··· Provided records

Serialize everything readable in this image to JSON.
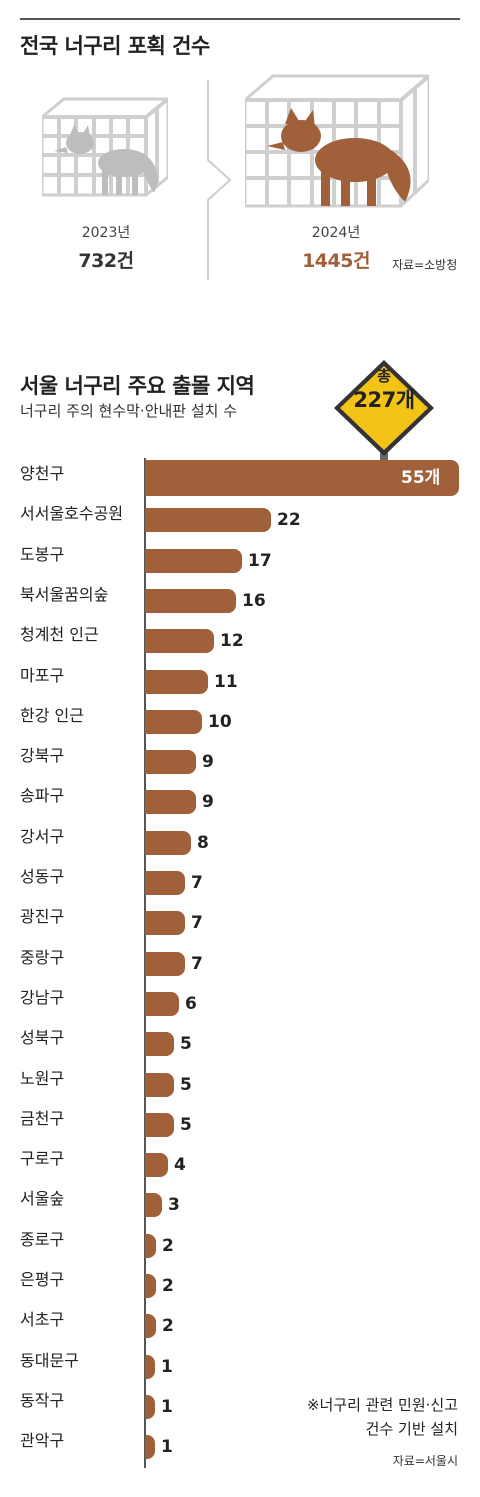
{
  "header": {
    "title": "전국 너구리 포획 건수"
  },
  "capture": [
    {
      "year": "2023년",
      "count": "732건",
      "value": 732,
      "color": "#444444"
    },
    {
      "year": "2024년",
      "count": "1445건",
      "value": 1445,
      "color": "#a0603a"
    }
  ],
  "capture_source": "자료=소방청",
  "section": {
    "title": "서울 너구리 주요 출몰 지역",
    "subtitle": "너구리 주의 현수막·안내판 설치 수",
    "total_line1": "총",
    "total_line2": "227개"
  },
  "chart_data": {
    "type": "bar",
    "orientation": "horizontal",
    "categories": [
      "양천구",
      "서서울호수공원",
      "도봉구",
      "북서울꿈의숲",
      "청계천 인근",
      "마포구",
      "한강 인근",
      "강북구",
      "송파구",
      "강서구",
      "성동구",
      "광진구",
      "중랑구",
      "강남구",
      "성북구",
      "노원구",
      "금천구",
      "구로구",
      "서울숲",
      "종로구",
      "은평구",
      "서초구",
      "동대문구",
      "동작구",
      "관악구"
    ],
    "values": [
      55,
      22,
      17,
      16,
      12,
      11,
      10,
      9,
      9,
      8,
      7,
      7,
      7,
      6,
      5,
      5,
      5,
      4,
      3,
      2,
      2,
      2,
      1,
      1,
      1
    ],
    "labels": [
      "55개",
      "22",
      "17",
      "16",
      "12",
      "11",
      "10",
      "9",
      "9",
      "8",
      "7",
      "7",
      "7",
      "6",
      "5",
      "5",
      "5",
      "4",
      "3",
      "2",
      "2",
      "2",
      "1",
      "1",
      "1"
    ],
    "bar_color": "#a0603a"
  },
  "notes": {
    "line1": "※너구리 관련 민원·신고",
    "line2": "건수 기반 설치",
    "source": "자료=서울시"
  }
}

······

*Task objective:*
Reproduce all of the material above word for word. Omit the pictures.

*Result of the exercise:*
Serialize everything readable in this image to JSON.
{
  "header": {
    "title": "전국 너구리 포획 건수"
  },
  "capture": [
    {
      "year": "2023년",
      "count": "732건",
      "value": 732,
      "color": "#444444"
    },
    {
      "year": "2024년",
      "count": "1445건",
      "value": 1445,
      "color": "#a0603a"
    }
  ],
  "capture_source": "자료=소방청",
  "section": {
    "title": "서울 너구리 주요 출몰 지역",
    "subtitle": "너구리 주의 현수막·안내판 설치 수",
    "total_line1": "총",
    "total_line2": "227개"
  },
  "chart_data": {
    "type": "bar",
    "orientation": "horizontal",
    "categories": [
      "양천구",
      "서서울호수공원",
      "도봉구",
      "북서울꿈의숲",
      "청계천 인근",
      "마포구",
      "한강 인근",
      "강북구",
      "송파구",
      "강서구",
      "성동구",
      "광진구",
      "중랑구",
      "강남구",
      "성북구",
      "노원구",
      "금천구",
      "구로구",
      "서울숲",
      "종로구",
      "은평구",
      "서초구",
      "동대문구",
      "동작구",
      "관악구"
    ],
    "values": [
      55,
      22,
      17,
      16,
      12,
      11,
      10,
      9,
      9,
      8,
      7,
      7,
      7,
      6,
      5,
      5,
      5,
      4,
      3,
      2,
      2,
      2,
      1,
      1,
      1
    ],
    "labels": [
      "55개",
      "22",
      "17",
      "16",
      "12",
      "11",
      "10",
      "9",
      "9",
      "8",
      "7",
      "7",
      "7",
      "6",
      "5",
      "5",
      "5",
      "4",
      "3",
      "2",
      "2",
      "2",
      "1",
      "1",
      "1"
    ],
    "bar_color": "#a0603a"
  },
  "notes": {
    "line1": "※너구리 관련 민원·신고",
    "line2": "건수 기반 설치",
    "source": "자료=서울시"
  }
}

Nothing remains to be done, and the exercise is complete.